Goal
Below are records; count the lines in them that hold "this" and give only the count.

***** Data lines *****

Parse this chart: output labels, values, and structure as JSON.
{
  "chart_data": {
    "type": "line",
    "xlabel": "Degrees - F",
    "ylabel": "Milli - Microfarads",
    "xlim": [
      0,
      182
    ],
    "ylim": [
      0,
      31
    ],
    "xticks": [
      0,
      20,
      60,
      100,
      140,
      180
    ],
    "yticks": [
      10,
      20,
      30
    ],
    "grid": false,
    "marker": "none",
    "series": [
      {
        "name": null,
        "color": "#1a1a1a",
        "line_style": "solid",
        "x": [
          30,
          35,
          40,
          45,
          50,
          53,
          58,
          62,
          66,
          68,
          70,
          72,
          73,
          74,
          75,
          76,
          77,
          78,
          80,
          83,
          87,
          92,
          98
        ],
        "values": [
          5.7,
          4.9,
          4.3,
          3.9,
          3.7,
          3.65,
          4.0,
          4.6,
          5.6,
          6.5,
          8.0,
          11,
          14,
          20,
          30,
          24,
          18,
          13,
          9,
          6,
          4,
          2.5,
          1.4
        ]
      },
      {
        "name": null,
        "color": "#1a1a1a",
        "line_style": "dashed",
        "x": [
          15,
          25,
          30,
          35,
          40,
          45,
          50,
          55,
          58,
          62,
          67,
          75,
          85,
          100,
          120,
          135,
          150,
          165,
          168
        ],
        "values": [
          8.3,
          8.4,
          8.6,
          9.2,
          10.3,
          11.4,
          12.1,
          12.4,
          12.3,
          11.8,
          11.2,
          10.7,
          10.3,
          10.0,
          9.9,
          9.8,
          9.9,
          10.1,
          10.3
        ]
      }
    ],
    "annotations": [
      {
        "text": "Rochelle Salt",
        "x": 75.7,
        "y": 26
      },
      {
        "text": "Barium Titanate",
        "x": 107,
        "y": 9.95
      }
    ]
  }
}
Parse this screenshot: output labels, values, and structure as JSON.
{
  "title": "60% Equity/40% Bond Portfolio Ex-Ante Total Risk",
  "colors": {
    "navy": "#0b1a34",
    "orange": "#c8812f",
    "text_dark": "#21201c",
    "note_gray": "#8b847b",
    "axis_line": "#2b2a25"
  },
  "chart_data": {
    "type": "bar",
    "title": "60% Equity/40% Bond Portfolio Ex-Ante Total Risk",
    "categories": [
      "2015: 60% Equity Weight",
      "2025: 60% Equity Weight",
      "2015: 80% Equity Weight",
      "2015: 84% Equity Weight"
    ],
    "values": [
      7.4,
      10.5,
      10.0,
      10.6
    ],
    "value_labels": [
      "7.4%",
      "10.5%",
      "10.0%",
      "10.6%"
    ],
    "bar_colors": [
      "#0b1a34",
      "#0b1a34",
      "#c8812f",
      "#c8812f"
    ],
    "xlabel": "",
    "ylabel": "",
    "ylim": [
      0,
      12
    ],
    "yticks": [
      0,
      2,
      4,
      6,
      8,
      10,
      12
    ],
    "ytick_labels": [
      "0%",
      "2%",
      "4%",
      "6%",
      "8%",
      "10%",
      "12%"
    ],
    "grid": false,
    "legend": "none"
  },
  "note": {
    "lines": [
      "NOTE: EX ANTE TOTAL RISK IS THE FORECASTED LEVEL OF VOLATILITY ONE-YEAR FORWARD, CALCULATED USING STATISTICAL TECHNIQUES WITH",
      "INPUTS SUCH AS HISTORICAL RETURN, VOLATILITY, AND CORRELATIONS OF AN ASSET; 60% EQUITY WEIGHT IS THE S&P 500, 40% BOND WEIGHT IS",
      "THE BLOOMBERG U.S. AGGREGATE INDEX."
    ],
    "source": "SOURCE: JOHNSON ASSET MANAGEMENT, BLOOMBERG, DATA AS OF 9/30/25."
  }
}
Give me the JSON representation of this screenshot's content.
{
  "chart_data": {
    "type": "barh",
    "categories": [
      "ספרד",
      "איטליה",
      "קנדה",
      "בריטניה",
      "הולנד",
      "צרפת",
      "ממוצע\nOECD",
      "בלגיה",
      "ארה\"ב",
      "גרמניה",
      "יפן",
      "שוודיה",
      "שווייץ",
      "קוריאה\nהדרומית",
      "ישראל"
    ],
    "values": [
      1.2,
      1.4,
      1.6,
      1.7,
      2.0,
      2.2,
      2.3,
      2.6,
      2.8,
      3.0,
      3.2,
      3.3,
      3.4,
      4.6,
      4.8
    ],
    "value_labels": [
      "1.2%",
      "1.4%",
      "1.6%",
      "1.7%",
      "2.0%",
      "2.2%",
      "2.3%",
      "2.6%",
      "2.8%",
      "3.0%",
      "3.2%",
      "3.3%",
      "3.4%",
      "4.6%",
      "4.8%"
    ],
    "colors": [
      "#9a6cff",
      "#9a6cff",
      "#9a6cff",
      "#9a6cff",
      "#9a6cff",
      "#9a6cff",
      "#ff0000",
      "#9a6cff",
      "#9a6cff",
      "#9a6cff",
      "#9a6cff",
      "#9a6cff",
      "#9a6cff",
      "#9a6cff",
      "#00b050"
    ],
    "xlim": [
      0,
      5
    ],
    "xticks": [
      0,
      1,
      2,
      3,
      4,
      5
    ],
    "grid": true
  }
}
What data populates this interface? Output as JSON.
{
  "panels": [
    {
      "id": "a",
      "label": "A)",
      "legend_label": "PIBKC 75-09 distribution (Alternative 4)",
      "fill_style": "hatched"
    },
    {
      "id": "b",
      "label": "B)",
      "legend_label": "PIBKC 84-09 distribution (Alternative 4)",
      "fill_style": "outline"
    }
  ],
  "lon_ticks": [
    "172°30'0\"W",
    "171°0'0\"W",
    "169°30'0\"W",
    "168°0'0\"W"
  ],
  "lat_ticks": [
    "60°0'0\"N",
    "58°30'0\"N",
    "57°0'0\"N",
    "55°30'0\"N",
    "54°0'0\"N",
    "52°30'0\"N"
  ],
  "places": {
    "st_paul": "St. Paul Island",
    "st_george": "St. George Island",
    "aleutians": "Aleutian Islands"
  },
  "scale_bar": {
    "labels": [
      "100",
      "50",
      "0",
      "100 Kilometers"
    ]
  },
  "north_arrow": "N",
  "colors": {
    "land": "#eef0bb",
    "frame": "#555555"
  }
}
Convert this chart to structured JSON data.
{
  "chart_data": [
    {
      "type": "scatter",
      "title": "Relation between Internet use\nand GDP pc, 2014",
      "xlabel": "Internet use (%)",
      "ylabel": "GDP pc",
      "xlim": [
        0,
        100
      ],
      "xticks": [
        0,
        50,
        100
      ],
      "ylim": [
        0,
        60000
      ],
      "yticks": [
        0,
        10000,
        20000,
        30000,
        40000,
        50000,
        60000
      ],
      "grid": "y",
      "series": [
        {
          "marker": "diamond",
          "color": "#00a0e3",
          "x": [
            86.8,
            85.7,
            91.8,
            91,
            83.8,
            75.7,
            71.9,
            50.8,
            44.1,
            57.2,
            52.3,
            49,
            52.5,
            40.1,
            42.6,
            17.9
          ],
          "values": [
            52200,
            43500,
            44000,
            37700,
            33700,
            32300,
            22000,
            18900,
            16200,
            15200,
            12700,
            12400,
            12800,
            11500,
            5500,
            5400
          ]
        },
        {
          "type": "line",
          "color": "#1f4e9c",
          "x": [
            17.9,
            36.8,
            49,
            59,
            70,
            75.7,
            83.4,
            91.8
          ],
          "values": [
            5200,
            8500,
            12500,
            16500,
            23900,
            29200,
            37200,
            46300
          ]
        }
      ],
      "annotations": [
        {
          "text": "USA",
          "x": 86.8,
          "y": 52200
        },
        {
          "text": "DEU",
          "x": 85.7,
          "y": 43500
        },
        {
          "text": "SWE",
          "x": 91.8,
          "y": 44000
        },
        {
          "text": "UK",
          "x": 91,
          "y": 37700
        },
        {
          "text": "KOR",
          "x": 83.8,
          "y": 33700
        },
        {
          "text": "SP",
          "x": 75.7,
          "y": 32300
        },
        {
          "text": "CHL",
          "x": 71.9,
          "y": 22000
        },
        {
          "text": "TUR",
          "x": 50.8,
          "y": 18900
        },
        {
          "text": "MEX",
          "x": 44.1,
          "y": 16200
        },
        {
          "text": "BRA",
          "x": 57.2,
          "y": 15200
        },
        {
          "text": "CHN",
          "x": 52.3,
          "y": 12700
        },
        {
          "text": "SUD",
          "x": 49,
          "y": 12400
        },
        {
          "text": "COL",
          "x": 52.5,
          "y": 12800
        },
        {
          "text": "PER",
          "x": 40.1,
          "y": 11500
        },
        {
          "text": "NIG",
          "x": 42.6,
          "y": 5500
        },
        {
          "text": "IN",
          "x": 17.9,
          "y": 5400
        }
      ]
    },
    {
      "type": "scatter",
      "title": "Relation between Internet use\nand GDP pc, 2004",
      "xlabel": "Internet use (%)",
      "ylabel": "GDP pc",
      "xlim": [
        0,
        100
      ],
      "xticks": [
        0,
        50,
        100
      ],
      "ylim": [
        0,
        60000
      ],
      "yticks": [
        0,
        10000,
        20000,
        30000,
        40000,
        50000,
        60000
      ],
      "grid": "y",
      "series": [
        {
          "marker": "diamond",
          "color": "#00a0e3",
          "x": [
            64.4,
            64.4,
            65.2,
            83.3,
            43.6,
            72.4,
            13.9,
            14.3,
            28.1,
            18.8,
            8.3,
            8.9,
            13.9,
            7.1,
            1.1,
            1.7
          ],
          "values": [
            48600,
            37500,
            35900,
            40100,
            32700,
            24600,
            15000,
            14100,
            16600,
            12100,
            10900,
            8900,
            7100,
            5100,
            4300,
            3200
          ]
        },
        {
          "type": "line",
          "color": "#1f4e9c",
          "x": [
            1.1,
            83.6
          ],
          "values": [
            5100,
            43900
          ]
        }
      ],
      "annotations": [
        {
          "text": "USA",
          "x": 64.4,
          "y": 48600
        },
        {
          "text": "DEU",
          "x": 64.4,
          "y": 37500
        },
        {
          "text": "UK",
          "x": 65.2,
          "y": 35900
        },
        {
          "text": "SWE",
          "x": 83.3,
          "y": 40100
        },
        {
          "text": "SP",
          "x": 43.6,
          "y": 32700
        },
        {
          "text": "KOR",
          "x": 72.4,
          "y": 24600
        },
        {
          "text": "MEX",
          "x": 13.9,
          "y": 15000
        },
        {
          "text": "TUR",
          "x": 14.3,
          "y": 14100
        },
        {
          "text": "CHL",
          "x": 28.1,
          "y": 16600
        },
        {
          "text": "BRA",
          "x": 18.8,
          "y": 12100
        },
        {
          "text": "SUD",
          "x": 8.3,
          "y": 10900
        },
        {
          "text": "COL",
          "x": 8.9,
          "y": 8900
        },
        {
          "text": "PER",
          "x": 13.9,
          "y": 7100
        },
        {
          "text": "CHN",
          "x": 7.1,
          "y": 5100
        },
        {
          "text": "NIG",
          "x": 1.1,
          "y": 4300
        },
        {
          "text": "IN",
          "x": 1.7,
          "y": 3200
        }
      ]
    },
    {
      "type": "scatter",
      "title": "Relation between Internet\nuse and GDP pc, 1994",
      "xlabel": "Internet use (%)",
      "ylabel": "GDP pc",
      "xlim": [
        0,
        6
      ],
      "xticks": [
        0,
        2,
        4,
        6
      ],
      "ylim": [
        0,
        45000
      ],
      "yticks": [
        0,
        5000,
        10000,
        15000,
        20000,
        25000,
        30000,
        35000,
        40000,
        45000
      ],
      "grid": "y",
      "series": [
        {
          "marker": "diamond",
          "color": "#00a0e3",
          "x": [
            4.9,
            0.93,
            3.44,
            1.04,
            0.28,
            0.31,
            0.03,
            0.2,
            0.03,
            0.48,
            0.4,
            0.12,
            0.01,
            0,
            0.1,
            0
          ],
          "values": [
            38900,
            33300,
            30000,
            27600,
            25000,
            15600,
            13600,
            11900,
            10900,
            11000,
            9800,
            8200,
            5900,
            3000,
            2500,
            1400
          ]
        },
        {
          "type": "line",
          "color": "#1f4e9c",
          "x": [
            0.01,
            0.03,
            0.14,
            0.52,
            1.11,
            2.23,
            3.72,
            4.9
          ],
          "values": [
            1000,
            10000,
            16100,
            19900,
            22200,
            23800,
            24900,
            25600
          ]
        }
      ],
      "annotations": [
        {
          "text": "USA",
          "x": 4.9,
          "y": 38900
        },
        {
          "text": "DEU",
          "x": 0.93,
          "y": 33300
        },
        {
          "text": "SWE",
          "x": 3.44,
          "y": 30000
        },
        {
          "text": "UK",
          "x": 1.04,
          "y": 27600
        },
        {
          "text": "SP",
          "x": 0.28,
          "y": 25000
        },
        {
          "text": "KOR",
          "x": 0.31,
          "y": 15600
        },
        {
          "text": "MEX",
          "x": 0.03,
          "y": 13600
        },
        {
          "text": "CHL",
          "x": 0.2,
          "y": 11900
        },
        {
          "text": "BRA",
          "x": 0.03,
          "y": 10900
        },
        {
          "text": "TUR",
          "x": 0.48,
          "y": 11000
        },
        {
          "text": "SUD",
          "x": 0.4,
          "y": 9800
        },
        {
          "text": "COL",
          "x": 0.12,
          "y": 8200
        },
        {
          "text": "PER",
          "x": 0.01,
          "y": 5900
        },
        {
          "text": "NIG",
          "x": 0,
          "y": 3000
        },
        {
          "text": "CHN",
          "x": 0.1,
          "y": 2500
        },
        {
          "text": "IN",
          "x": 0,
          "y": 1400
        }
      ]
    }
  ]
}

*****

Output below
5